Set problem
Leave out the pictures and transcribe everything else exactly.

:: Material shown

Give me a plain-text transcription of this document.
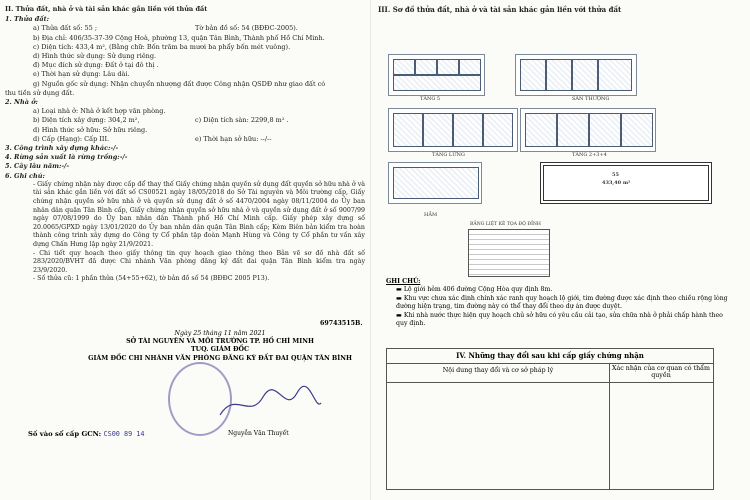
II. Thửa đất, nhà ở và tài sản khác gắn liền với thửa đất
1. Thửa đất:
a) Thửa đất số: 55 ;	Tờ bản đồ số: 54 (BĐĐC-2005).
b) Địa chỉ: 406/35-37-39 Cộng Hoà, phường 13, quận Tân Bình, Thành phố Hồ Chí Minh.
c) Diện tích: 433,4 m², (Bằng chữ: Bốn trăm ba mươi ba phẩy bốn mét vuông).
d) Hình thức sử dụng: Sử dụng riêng.
đ) Mục đích sử dụng: Đất ở tại đô thị .
e) Thời hạn sử dụng: Lâu dài.
g) Nguồn gốc sử dụng: Nhận chuyển nhượng đất được Công nhận QSDĐ như giao đất có
thu tiền sử dụng đất.
2. Nhà ở:
a) Loại nhà ở: Nhà ở kết hợp văn phòng.
b) Diện tích xây dựng: 304,2 m²,	c) Diện tích sàn: 2299,8 m² .
d) Hình thức sở hữu: Sở hữu riêng.
d) Cấp (Hạng): Cấp III.	e) Thời hạn sở hữu: --/--
3. Công trình xây dựng khác:-/-
4. Rừng sản xuất là rừng trồng:-/-
5. Cây lâu năm:-/-
6. Ghi chú:
- Giấy chứng nhận này được cấp để thay thế Giấy chứng nhận quyền sử dụng đất quyền sở hữu nhà ở và tài sản khác gắn liền với đất số CS00521 ngày 18/05/2018 do Sở Tài nguyên và Môi trường cấp, Giấy chứng nhận quyền sở hữu nhà ở và quyền sử dụng đất ở số 4470/2004 ngày 08/11/2004 do Ủy ban nhân dân quận Tân Bình cấp, Giấy chứng nhận quyền sở hữu nhà ở và quyền sử dụng đất ở số 9007/99 ngày 07/08/1999 do Ủy ban nhân dân Thành phố Hồ Chí Minh cấp. Giấy phép xây dựng số 20.0065/GPXD ngày 13/01/2020 do Ủy ban nhân dân quận Tân Bình cấp; Kèm Biên bản kiểm tra hoàn thành công trình xây dựng do Công ty Cổ phần tập đoàn Mạnh Hùng và Công ty Cổ phần tư vấn xây dựng Chấn Hưng lập ngày 21/9/2021.
- Chi tiết quy hoạch theo giấy thông tin quy hoạch giao thông theo Bản vẽ sơ đồ nhà đất số 283/2020/BVHT đã được Chi nhánh Văn phòng đăng ký đất đai quận Tân Bình kiểm tra ngày 23/9/2020.
- Số thửa cũ: 1 phần thửa (54+55+62), tờ bản đồ số 54 (BĐĐC 2005 P13).
69743515B.
Ngày 25 tháng 11 năm 2021
SỞ TÀI NGUYÊN VÀ MÔI TRƯỜNG TP. HỒ CHÍ MINH
TUQ. GIÁM ĐỐC
GIÁM ĐỐC CHI NHÁNH VĂN PHÒNG ĐĂNG KÝ ĐẤT ĐAI QUẬN TÂN BÌNH
Nguyễn Văn Thuyết
Số vào sổ cấp GCN: CS00 89 14
III. Sơ đồ thửa đất, nhà ở và tài sản khác gắn liền với thửa đất
TẦNG 5	SÂN THƯỢNG
TẦNG LỬNG	TẦNG 2+3+4
HẦM
55
433,40 m²
BẢNG LIỆT KÊ TỌA ĐỘ ĐỈNH
GHI CHÚ:
▬ Lộ giới hẻm 406 đường Cộng Hòa quy định 8m.
▬ Khu vực chưa xác định chính xác ranh quy hoạch lộ giới, tim đường được xác định theo chiều rộng lòng đường hiện trạng, tim đường này có thể thay đổi theo dự án được duyệt.
▬ Khi nhà nước thực hiện quy hoạch chủ sở hữu có yêu cầu cải tạo, sửa chữa nhà ở phải chấp hành theo quy định.
IV. Những thay đổi sau khi cấp giấy chứng nhận
Nội dung thay đổi và cơ sở pháp lý	Xác nhận của cơ quan có thẩm quyền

::::

Exercise solution
Give me a plain-text transcription of this document.
II. Thửa đất, nhà ở và tài sản khác gắn liền với thửa đất
1. Thửa đất:
a) Thửa đất số: 55 ;	Tờ bản đồ số: 54 (BĐĐC-2005).
b) Địa chỉ: 406/35-37-39 Cộng Hoà, phường 13, quận Tân Bình, Thành phố Hồ Chí Minh.
c) Diện tích: 433,4 m², (Bằng chữ: Bốn trăm ba mươi ba phẩy bốn mét vuông).
d) Hình thức sử dụng: Sử dụng riêng.
đ) Mục đích sử dụng: Đất ở tại đô thị .
e) Thời hạn sử dụng: Lâu dài.
g) Nguồn gốc sử dụng: Nhận chuyển nhượng đất được Công nhận QSDĐ như giao đất có
thu tiền sử dụng đất.
2. Nhà ở:
a) Loại nhà ở: Nhà ở kết hợp văn phòng.
b) Diện tích xây dựng: 304,2 m²,	c) Diện tích sàn: 2299,8 m² .
d) Hình thức sở hữu: Sở hữu riêng.
d) Cấp (Hạng): Cấp III.	e) Thời hạn sở hữu: --/--
3. Công trình xây dựng khác:-/-
4. Rừng sản xuất là rừng trồng:-/-
5. Cây lâu năm:-/-
6. Ghi chú:
- Giấy chứng nhận này được cấp để thay thế Giấy chứng nhận quyền sử dụng đất quyền sở hữu nhà ở và tài sản khác gắn liền với đất số CS00521 ngày 18/05/2018 do Sở Tài nguyên và Môi trường cấp, Giấy chứng nhận quyền sở hữu nhà ở và quyền sử dụng đất ở số 4470/2004 ngày 08/11/2004 do Ủy ban nhân dân quận Tân Bình cấp, Giấy chứng nhận quyền sở hữu nhà ở và quyền sử dụng đất ở số 9007/99 ngày 07/08/1999 do Ủy ban nhân dân Thành phố Hồ Chí Minh cấp. Giấy phép xây dựng số 20.0065/GPXD ngày 13/01/2020 do Ủy ban nhân dân quận Tân Bình cấp; Kèm Biên bản kiểm tra hoàn thành công trình xây dựng do Công ty Cổ phần tập đoàn Mạnh Hùng và Công ty Cổ phần tư vấn xây dựng Chấn Hưng lập ngày 21/9/2021.
- Chi tiết quy hoạch theo giấy thông tin quy hoạch giao thông theo Bản vẽ sơ đồ nhà đất số 283/2020/BVHT đã được Chi nhánh Văn phòng đăng ký đất đai quận Tân Bình kiểm tra ngày 23/9/2020.
- Số thửa cũ: 1 phần thửa (54+55+62), tờ bản đồ số 54 (BĐĐC 2005 P13).
69743515B.
Ngày 25 tháng 11 năm 2021
SỞ TÀI NGUYÊN VÀ MÔI TRƯỜNG TP. HỒ CHÍ MINH
TUQ. GIÁM ĐỐC
GIÁM ĐỐC CHI NHÁNH VĂN PHÒNG ĐĂNG KÝ ĐẤT ĐAI QUẬN TÂN BÌNH
Nguyễn Văn Thuyết
Số vào sổ cấp GCN: CS00 89 14
III. Sơ đồ thửa đất, nhà ở và tài sản khác gắn liền với thửa đất
TẦNG 5	SÂN THƯỢNG
TẦNG LỬNG	TẦNG 2+3+4
HẦM
55
433,40 m²
BẢNG LIỆT KÊ TỌA ĐỘ ĐỈNH
GHI CHÚ:
▬ Lộ giới hẻm 406 đường Cộng Hòa quy định 8m.
▬ Khu vực chưa xác định chính xác ranh quy hoạch lộ giới, tim đường được xác định theo chiều rộng lòng đường hiện trạng, tim đường này có thể thay đổi theo dự án được duyệt.
▬ Khi nhà nước thực hiện quy hoạch chủ sở hữu có yêu cầu cải tạo, sửa chữa nhà ở phải chấp hành theo quy định.
IV. Những thay đổi sau khi cấp giấy chứng nhận
Nội dung thay đổi và cơ sở pháp lý	Xác nhận của cơ quan có thẩm quyền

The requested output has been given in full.